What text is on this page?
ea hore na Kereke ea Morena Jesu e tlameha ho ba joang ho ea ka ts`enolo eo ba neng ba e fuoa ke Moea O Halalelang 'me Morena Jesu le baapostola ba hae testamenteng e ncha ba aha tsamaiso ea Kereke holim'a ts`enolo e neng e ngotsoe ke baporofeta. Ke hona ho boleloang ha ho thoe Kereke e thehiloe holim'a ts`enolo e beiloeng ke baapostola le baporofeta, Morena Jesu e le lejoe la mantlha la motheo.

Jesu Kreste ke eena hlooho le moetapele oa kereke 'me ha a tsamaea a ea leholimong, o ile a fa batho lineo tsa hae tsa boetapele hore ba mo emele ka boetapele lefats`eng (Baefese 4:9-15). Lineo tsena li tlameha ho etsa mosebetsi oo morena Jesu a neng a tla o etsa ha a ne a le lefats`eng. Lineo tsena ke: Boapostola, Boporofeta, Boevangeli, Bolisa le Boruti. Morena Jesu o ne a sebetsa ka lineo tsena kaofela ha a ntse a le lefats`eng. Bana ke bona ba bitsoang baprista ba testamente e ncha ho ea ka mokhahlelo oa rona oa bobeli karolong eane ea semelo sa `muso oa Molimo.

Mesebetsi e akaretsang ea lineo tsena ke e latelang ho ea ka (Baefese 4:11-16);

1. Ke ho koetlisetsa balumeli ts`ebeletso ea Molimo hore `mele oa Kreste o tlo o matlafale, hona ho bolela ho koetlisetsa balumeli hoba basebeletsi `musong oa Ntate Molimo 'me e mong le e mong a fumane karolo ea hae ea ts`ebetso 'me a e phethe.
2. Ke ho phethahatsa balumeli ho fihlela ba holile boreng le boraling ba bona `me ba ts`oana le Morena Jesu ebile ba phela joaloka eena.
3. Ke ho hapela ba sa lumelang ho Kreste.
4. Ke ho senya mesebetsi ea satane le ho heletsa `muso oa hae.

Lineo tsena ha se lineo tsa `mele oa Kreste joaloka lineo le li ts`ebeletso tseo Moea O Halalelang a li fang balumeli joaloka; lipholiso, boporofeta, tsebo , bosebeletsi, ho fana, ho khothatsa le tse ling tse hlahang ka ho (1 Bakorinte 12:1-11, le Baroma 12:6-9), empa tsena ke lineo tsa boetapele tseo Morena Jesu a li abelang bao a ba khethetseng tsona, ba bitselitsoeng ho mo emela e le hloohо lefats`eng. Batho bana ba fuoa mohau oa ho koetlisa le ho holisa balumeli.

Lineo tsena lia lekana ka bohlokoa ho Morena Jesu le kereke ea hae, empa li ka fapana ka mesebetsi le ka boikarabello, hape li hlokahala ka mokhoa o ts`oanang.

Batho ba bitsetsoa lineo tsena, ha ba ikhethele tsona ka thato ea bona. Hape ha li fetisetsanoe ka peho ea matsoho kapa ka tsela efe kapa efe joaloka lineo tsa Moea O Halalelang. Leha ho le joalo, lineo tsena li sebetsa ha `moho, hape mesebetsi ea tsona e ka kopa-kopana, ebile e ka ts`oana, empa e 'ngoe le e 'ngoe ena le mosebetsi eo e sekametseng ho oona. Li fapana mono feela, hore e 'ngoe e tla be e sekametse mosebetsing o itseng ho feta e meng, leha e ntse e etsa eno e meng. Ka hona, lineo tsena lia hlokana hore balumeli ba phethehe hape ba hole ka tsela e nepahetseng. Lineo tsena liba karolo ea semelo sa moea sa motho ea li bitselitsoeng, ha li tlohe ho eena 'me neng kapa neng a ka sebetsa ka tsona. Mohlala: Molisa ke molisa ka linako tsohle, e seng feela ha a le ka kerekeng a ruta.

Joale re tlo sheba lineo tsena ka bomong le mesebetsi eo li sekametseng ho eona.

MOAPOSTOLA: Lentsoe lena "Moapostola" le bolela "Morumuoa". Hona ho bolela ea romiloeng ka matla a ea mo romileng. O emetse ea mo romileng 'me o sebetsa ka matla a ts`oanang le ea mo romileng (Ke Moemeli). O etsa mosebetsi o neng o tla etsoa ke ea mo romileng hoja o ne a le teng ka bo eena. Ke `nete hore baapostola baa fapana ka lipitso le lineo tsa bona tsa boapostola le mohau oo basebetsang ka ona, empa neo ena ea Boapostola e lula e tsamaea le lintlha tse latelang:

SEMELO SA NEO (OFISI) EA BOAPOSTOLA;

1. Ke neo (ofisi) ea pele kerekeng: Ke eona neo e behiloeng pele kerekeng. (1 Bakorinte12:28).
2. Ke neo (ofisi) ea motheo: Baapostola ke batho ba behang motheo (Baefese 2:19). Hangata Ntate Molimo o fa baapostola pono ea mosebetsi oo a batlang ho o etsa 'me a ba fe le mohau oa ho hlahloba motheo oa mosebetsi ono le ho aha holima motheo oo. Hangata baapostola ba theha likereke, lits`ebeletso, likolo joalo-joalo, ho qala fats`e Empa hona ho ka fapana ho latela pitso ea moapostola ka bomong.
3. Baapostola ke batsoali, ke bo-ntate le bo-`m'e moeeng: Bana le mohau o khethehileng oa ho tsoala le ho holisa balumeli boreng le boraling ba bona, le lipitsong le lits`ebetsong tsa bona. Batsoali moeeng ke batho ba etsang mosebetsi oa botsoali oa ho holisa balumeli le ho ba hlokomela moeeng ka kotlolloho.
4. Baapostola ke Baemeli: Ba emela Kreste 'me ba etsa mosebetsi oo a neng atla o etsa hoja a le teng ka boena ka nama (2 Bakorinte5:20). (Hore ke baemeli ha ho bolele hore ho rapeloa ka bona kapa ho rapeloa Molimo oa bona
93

• [SET TASK] The records above should be returned exactly.

• [TASK ANSWER]
What text is on this page?
ea hore na Kereke ea Morena Jesu e tlameha ho ba joang ho ea ka ts`enolo eo ba neng ba e fuoa ke Moea O Halalelang 'me Morena Jesu le baapostola ba hae testamenteng e ncha ba aha tsamaiso ea Kereke holim'a ts`enolo e neng e ngotsoe ke baporofeta. Ke hona ho boleloang ha ho thoe Kereke e thehiloe holim'a ts`enolo e beiloeng ke baapostola le baporofeta, Morena Jesu e le lejoe la mantlha la motheo.

Jesu Kreste ke eena hlooho le moetapele oa kereke 'me ha a tsamaea a ea leholimong, o ile a fa batho lineo tsa hae tsa boetapele hore ba mo emele ka boetapele lefats`eng (Baefese 4:9-15). Lineo tsena li tlameha ho etsa mosebetsi oo morena Jesu a neng a tla o etsa ha a ne a le lefats`eng. Lineo tsena ke: Boapostola, Boporofeta, Boevangeli, Bolisa le Boruti. Morena Jesu o ne a sebetsa ka lineo tsena kaofela ha a ntse a le lefats`eng. Bana ke bona ba bitsoang baprista ba testamente e ncha ho ea ka mokhahlelo oa rona oa bobeli karolong eane ea semelo sa `muso oa Molimo.

Mesebetsi e akaretsang ea lineo tsena ke e latelang ho ea ka (Baefese 4:11-16);

1. Ke ho koetlisetsa balumeli ts`ebeletso ea Molimo hore `mele oa Kreste o tlo o matlafale, hona ho bolela ho koetlisetsa balumeli hoba basebeletsi `musong oa Ntate Molimo 'me e mong le e mong a fumane karolo ea hae ea ts`ebetso 'me a e phethe.
2. Ke ho phethahatsa balumeli ho fihlela ba holile boreng le boraling ba bona `me ba ts`oana le Morena Jesu ebile ba phela joaloka eena.
3. Ke ho hapela ba sa lumelang ho Kreste.
4. Ke ho senya mesebetsi ea satane le ho heletsa `muso oa hae.

Lineo tsena ha se lineo tsa `mele oa Kreste joaloka lineo le li ts`ebeletso tseo Moea O Halalelang a li fang balumeli joaloka; lipholiso, boporofeta, tsebo , bosebeletsi, ho fana, ho khothatsa le tse ling tse hlahang ka ho (1 Bakorinte 12:1-11, le Baroma 12:6-9), empa tsena ke lineo tsa boetapele tseo Morena Jesu a li abelang bao a ba khethetseng tsona, ba bitselitsoeng ho mo emela e le hloohо lefats`eng. Batho bana ba fuoa mohau oa ho koetlisa le ho holisa balumeli.

Lineo tsena lia lekana ka bohlokoa ho Morena Jesu le kereke ea hae, empa li ka fapana ka mesebetsi le ka boikarabello, hape li hlokahala ka mokhoa o ts`oanang.

Batho ba bitsetsoa lineo tsena, ha ba ikhethele tsona ka thato ea bona. Hape ha li fetisetsanoe ka peho ea matsoho kapa ka tsela efe kapa efe joaloka lineo tsa Moea O Halalelang. Leha ho le joalo, lineo tsena li sebetsa ha `moho, hape mesebetsi ea tsona e ka kopa-kopana, ebile e ka ts`oana, empa e 'ngoe le e 'ngoe ena le mosebetsi eo e sekametseng ho oona. Li fapana mono feela, hore e 'ngoe e tla be e sekametse mosebetsing o itseng ho feta e meng, leha e ntse e etsa eno e meng. Ka hona, lineo tsena lia hlokana hore balumeli ba phethehe hape ba hole ka tsela e nepahetseng. Lineo tsena liba karolo ea semelo sa moea sa motho ea li bitselitsoeng, ha li tlohe ho eena 'me neng kapa neng a ka sebetsa ka tsona. Mohlala: Molisa ke molisa ka linako tsohle, e seng feela ha a le ka kerekeng a ruta.

Joale re tlo sheba lineo tsena ka bomong le mesebetsi eo li sekametseng ho eona.

MOAPOSTOLA: Lentsoe lena "Moapostola" le bolela "Morumuoa". Hona ho bolela ea romiloeng ka matla a ea mo romileng. O emetse ea mo romileng 'me o sebetsa ka matla a ts`oanang le ea mo romileng (Ke Moemeli). O etsa mosebetsi o neng o tla etsoa ke ea mo romileng hoja o ne a le teng ka bo eena. Ke `nete hore baapostola baa fapana ka lipitso le lineo tsa bona tsa boapostola le mohau oo basebetsang ka ona, empa neo ena ea Boapostola e lula e tsamaea le lintlha tse latelang:

SEMELO SA NEO (OFISI) EA BOAPOSTOLA;

1. Ke neo (ofisi) ea pele kerekeng: Ke eona neo e behiloeng pele kerekeng. (1 Bakorinte12:28).
2. Ke neo (ofisi) ea motheo: Baapostola ke batho ba behang motheo (Baefese 2:19). Hangata Ntate Molimo o fa baapostola pono ea mosebetsi oo a batlang ho o etsa 'me a ba fe le mohau oa ho hlahloba motheo oa mosebetsi ono le ho aha holima motheo oo. Hangata baapostola ba theha likereke, lits`ebeletso, likolo joalo-joalo, ho qala fats`e Empa hona ho ka fapana ho latela pitso ea moapostola ka bomong.
3. Baapostola ke batsoali, ke bo-ntate le bo-`m'e moeeng: Bana le mohau o khethehileng oa ho tsoala le ho holisa balumeli boreng le boraling ba bona, le lipitsong le lits`ebetsong tsa bona. Batsoali moeeng ke batho ba etsang mosebetsi oa botsoali oa ho holisa balumeli le ho ba hlokomela moeeng ka kotlolloho.
4. Baapostola ke Baemeli: Ba emela Kreste 'me ba etsa mosebetsi oo a neng atla o etsa hoja a le teng ka boena ka nama (2 Bakorinte5:20). (Hore ke baemeli ha ho bolele hore ho rapeloa ka bona kapa ho rapeloa Molimo oa bona
93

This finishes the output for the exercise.